Aim of the exercise =>
Identify and copy all lines of the material where the string "cost" is found.

Data for this task =>
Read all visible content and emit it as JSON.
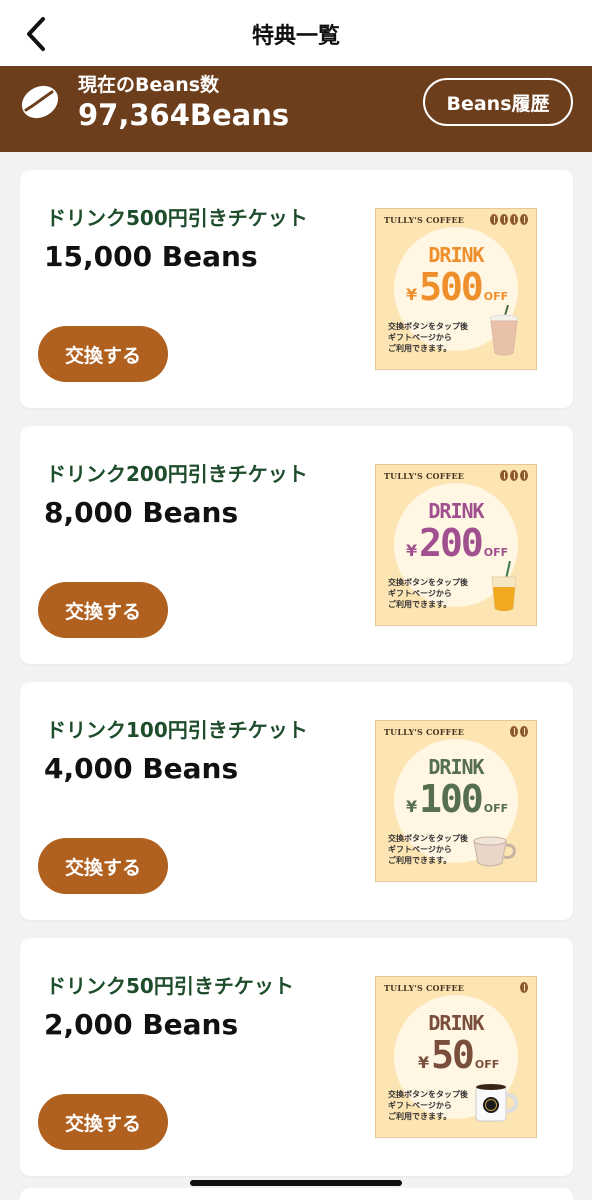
{
  "nav": {
    "title": "特典一覧"
  },
  "banner": {
    "label": "現在のBeans数",
    "value": "97,364Beans",
    "history_button": "Beans履歴"
  },
  "cards": [
    {
      "title": "ドリンク500円引きチケット",
      "cost": "15,000 Beans",
      "button": "交換する",
      "ticket": {
        "logo": "TULLY'S COFFEE",
        "drink": "DRINK",
        "yen": "¥",
        "amount": "500",
        "off": "OFF",
        "note": [
          "交換ボタンをタップ後",
          "ギフトページから",
          "ご利用できます。"
        ],
        "color": "#ef8f2c",
        "beans": 4
      }
    },
    {
      "title": "ドリンク200円引きチケット",
      "cost": "8,000 Beans",
      "button": "交換する",
      "ticket": {
        "logo": "TULLY'S COFFEE",
        "drink": "DRINK",
        "yen": "¥",
        "amount": "200",
        "off": "OFF",
        "note": [
          "交換ボタンをタップ後",
          "ギフトページから",
          "ご利用できます。"
        ],
        "color": "#a0508e",
        "beans": 3
      }
    },
    {
      "title": "ドリンク100円引きチケット",
      "cost": "4,000 Beans",
      "button": "交換する",
      "ticket": {
        "logo": "TULLY'S COFFEE",
        "drink": "DRINK",
        "yen": "¥",
        "amount": "100",
        "off": "OFF",
        "note": [
          "交換ボタンをタップ後",
          "ギフトページから",
          "ご利用できます。"
        ],
        "color": "#566f4f",
        "beans": 2
      }
    },
    {
      "title": "ドリンク50円引きチケット",
      "cost": "2,000 Beans",
      "button": "交換する",
      "ticket": {
        "logo": "TULLY'S COFFEE",
        "drink": "DRINK",
        "yen": "¥",
        "amount": "50",
        "off": "OFF",
        "note": [
          "交換ボタンをタップ後",
          "ギフトページから",
          "ご利用できます。"
        ],
        "color": "#7a4e3c",
        "beans": 1
      }
    }
  ],
  "theme": {
    "banner_bg": "#6d3e1c",
    "button_bg": "#b0601f",
    "title_green": "#1e4d2b"
  }
}
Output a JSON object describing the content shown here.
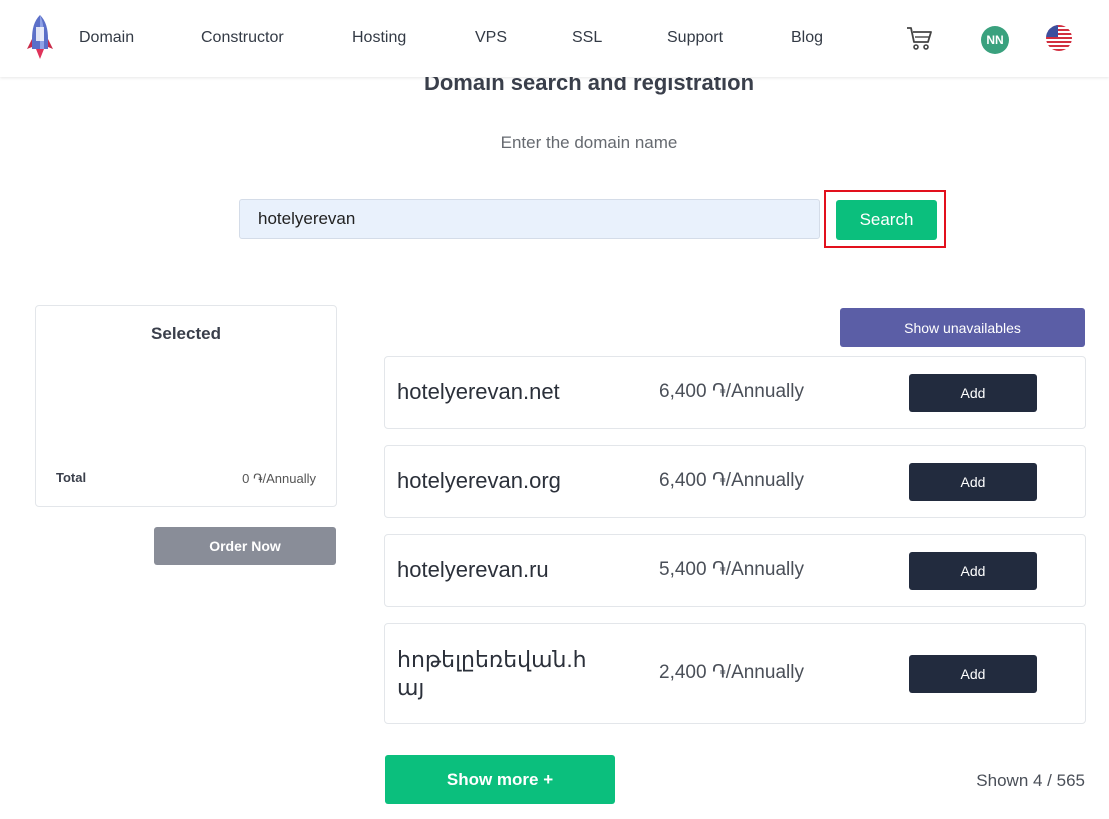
{
  "nav": {
    "items": [
      {
        "label": "Domain"
      },
      {
        "label": "Constructor"
      },
      {
        "label": "Hosting"
      },
      {
        "label": "VPS"
      },
      {
        "label": "SSL"
      },
      {
        "label": "Support"
      },
      {
        "label": "Blog"
      }
    ],
    "avatar_initials": "NN",
    "cart_icon": "cart-icon",
    "flag_icon": "us-flag-icon"
  },
  "search": {
    "title": "Domain search and registration",
    "subtitle": "Enter the domain name",
    "value": "hotelyerevan",
    "button_label": "Search"
  },
  "selected": {
    "title": "Selected",
    "total_label": "Total",
    "total_value": "0 ֏/Annually",
    "order_label": "Order Now"
  },
  "results": {
    "show_unavailable_label": "Show unavailables",
    "items": [
      {
        "domain": "hotelyerevan.net",
        "price": "6,400 ֏/Annually",
        "add_label": "Add"
      },
      {
        "domain": "hotelyerevan.org",
        "price": "6,400 ֏/Annually",
        "add_label": "Add"
      },
      {
        "domain": "hotelyerevan.ru",
        "price": "5,400 ֏/Annually",
        "add_label": "Add"
      },
      {
        "domain": "հոթելըեռեվան.հայ",
        "price": "2,400 ֏/Annually",
        "add_label": "Add"
      }
    ],
    "show_more_label": "Show more +",
    "shown_count": "Shown 4 / 565"
  },
  "colors": {
    "accent_green": "#0bbf7d",
    "dark_button": "#222b3e",
    "purple_button": "#5b5ea6",
    "highlight_red": "#e2101d"
  }
}
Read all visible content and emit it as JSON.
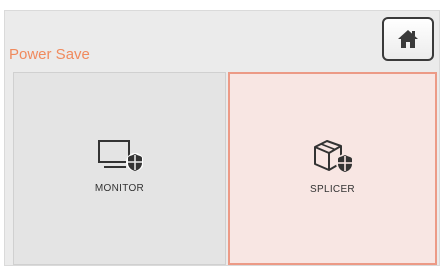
{
  "header": {
    "title": "Power Save",
    "home_icon": "home-icon"
  },
  "options": [
    {
      "label": "MONITOR",
      "icon": "monitor-icon",
      "badge_icon": "shield-icon",
      "selected": false
    },
    {
      "label": "SPLICER",
      "icon": "box-icon",
      "badge_icon": "shield-icon",
      "selected": true
    }
  ],
  "colors": {
    "accent": "#f08a5d",
    "selected_border": "#ec9a86",
    "selected_fill": "#f8e6e3",
    "panel_fill": "#e4e4e4"
  }
}
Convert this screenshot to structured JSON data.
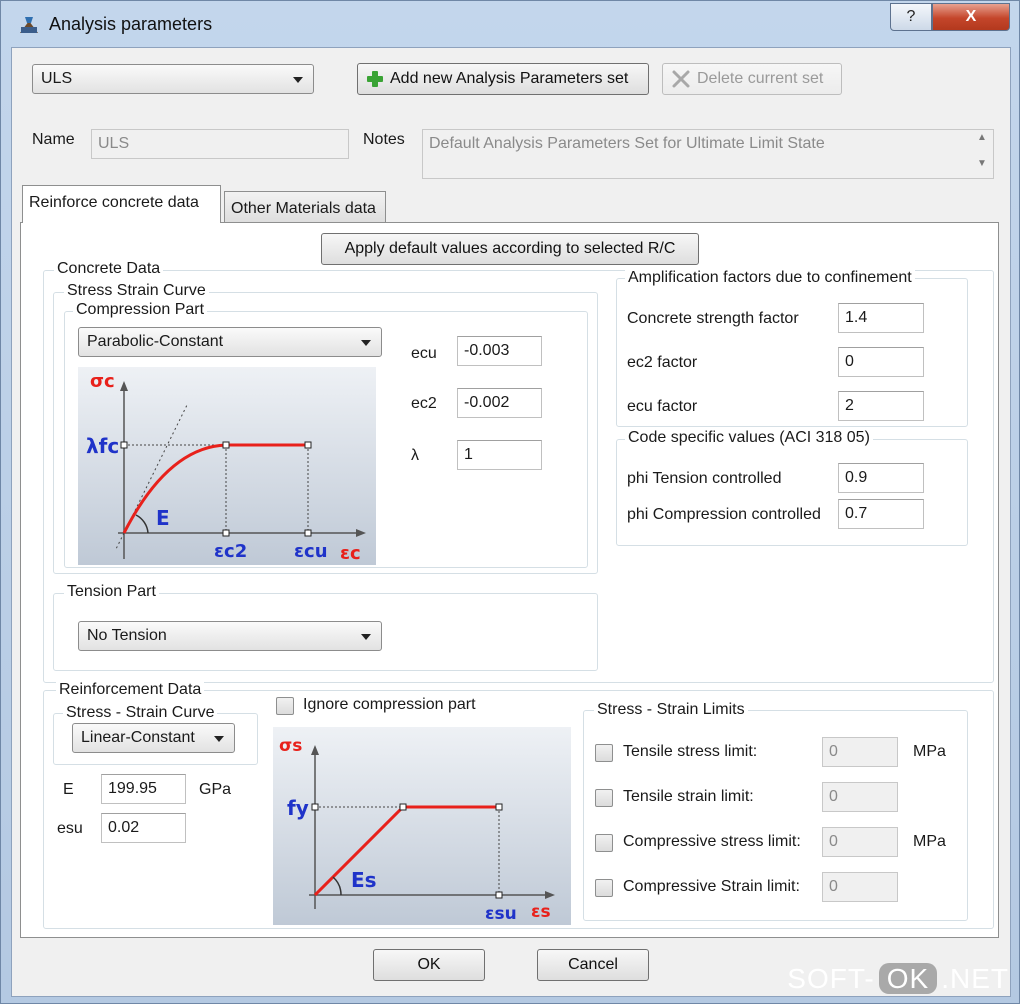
{
  "window": {
    "title": "Analysis parameters",
    "help_label": "?",
    "close_label": "X"
  },
  "toolbar": {
    "set_select_value": "ULS",
    "add_button_label": "Add new Analysis Parameters set",
    "delete_button_label": "Delete current set"
  },
  "fields": {
    "name_label": "Name",
    "name_value": "ULS",
    "notes_label": "Notes",
    "notes_value": "Default Analysis Parameters Set for Ultimate Limit State"
  },
  "tabs": [
    {
      "label": "Reinforce concrete data",
      "active": true
    },
    {
      "label": "Other Materials data",
      "active": false
    }
  ],
  "apply_button_label": "Apply default values according to selected R/C",
  "concrete": {
    "group_label": "Concrete Data",
    "stress_strain_label": "Stress Strain Curve",
    "compression_label": "Compression Part",
    "compression_value": "Parabolic-Constant",
    "params": [
      {
        "label": "ecu",
        "value": "-0.003"
      },
      {
        "label": "ec2",
        "value": "-0.002"
      },
      {
        "label": "λ",
        "value": "1"
      }
    ],
    "diagram": {
      "sigma_c": "σc",
      "lambda_fc": "λfc",
      "E": "E",
      "eps_c2": "εc2",
      "eps_cu": "εcu",
      "eps_c": "εc"
    },
    "tension_label": "Tension Part",
    "tension_value": "No Tension"
  },
  "amplification": {
    "group_label": "Amplification factors due to confinement",
    "rows": [
      {
        "label": "Concrete strength factor",
        "value": "1.4"
      },
      {
        "label": "ec2 factor",
        "value": "0"
      },
      {
        "label": "ecu factor",
        "value": "2"
      }
    ]
  },
  "code_values": {
    "group_label": "Code specific values (ACI 318 05)",
    "rows": [
      {
        "label": "phi Tension controlled",
        "value": "0.9"
      },
      {
        "label": "phi Compression controlled",
        "value": "0.7"
      }
    ]
  },
  "reinforcement": {
    "group_label": "Reinforcement Data",
    "curve_label": "Stress - Strain Curve",
    "curve_value": "Linear-Constant",
    "E_label": "E",
    "E_value": "199.95",
    "E_unit": "GPa",
    "esu_label": "esu",
    "esu_value": "0.02",
    "ignore_label": "Ignore compression part",
    "diagram": {
      "sigma_s": "σs",
      "fy": "fy",
      "Es": "Es",
      "eps_su": "εsu",
      "eps_s": "εs"
    }
  },
  "limits": {
    "group_label": "Stress - Strain Limits",
    "rows": [
      {
        "label": "Tensile stress limit:",
        "value": "0",
        "unit": "MPa"
      },
      {
        "label": "Tensile strain limit:",
        "value": "0",
        "unit": ""
      },
      {
        "label": "Compressive stress limit:",
        "value": "0",
        "unit": "MPa"
      },
      {
        "label": "Compressive Strain limit:",
        "value": "0",
        "unit": ""
      }
    ]
  },
  "footer": {
    "ok_label": "OK",
    "cancel_label": "Cancel"
  },
  "watermark": {
    "left": "SOFT-",
    "mid": "OK",
    "right": ".NET"
  }
}
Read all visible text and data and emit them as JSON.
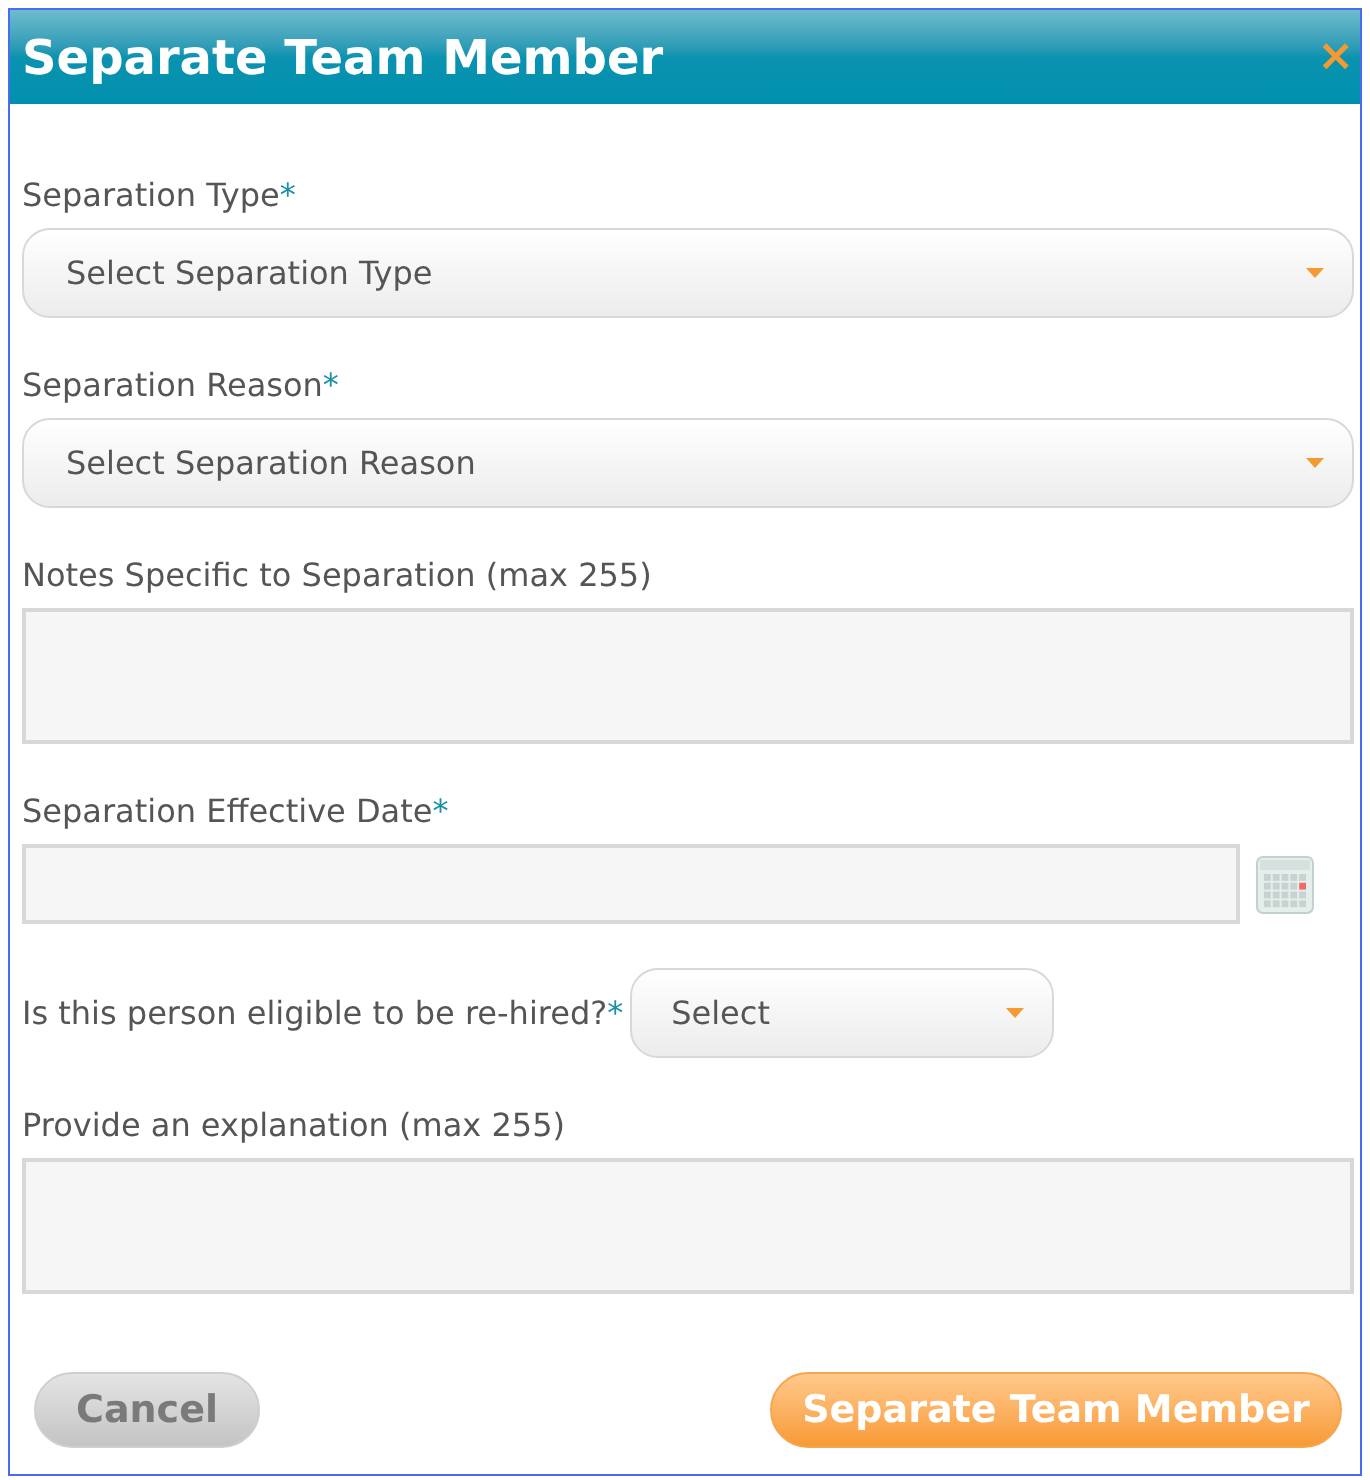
{
  "window": {
    "title": "Separate Team Member",
    "close": "×"
  },
  "fields": [
    {
      "kind": "select",
      "label": "Separation Type",
      "required_mark": "*",
      "placeholder": "Select Separation Type"
    },
    {
      "kind": "select",
      "label": "Separation Reason",
      "required_mark": "*",
      "placeholder": "Select Separation Reason"
    },
    {
      "kind": "textarea",
      "label": "Notes Specific to Separation (max 255)"
    },
    {
      "kind": "date",
      "label": "Separation Effective Date",
      "required_mark": "*"
    },
    {
      "kind": "inline_select",
      "label": "Is this person eligible to be re-hired?",
      "required_mark": "*",
      "placeholder": "Select"
    },
    {
      "kind": "textarea",
      "label": "Provide an explanation (max 255)"
    }
  ],
  "buttons": [
    {
      "kind": "secondary",
      "label": "Cancel"
    },
    {
      "kind": "primary",
      "label": "Separate Team Member"
    }
  ]
}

The solution =>
      "cost": "15,000 Beans",
      "cost": "8,000 Beans",
      "cost": "4,000 Beans",
      "cost": "2,000 Beans",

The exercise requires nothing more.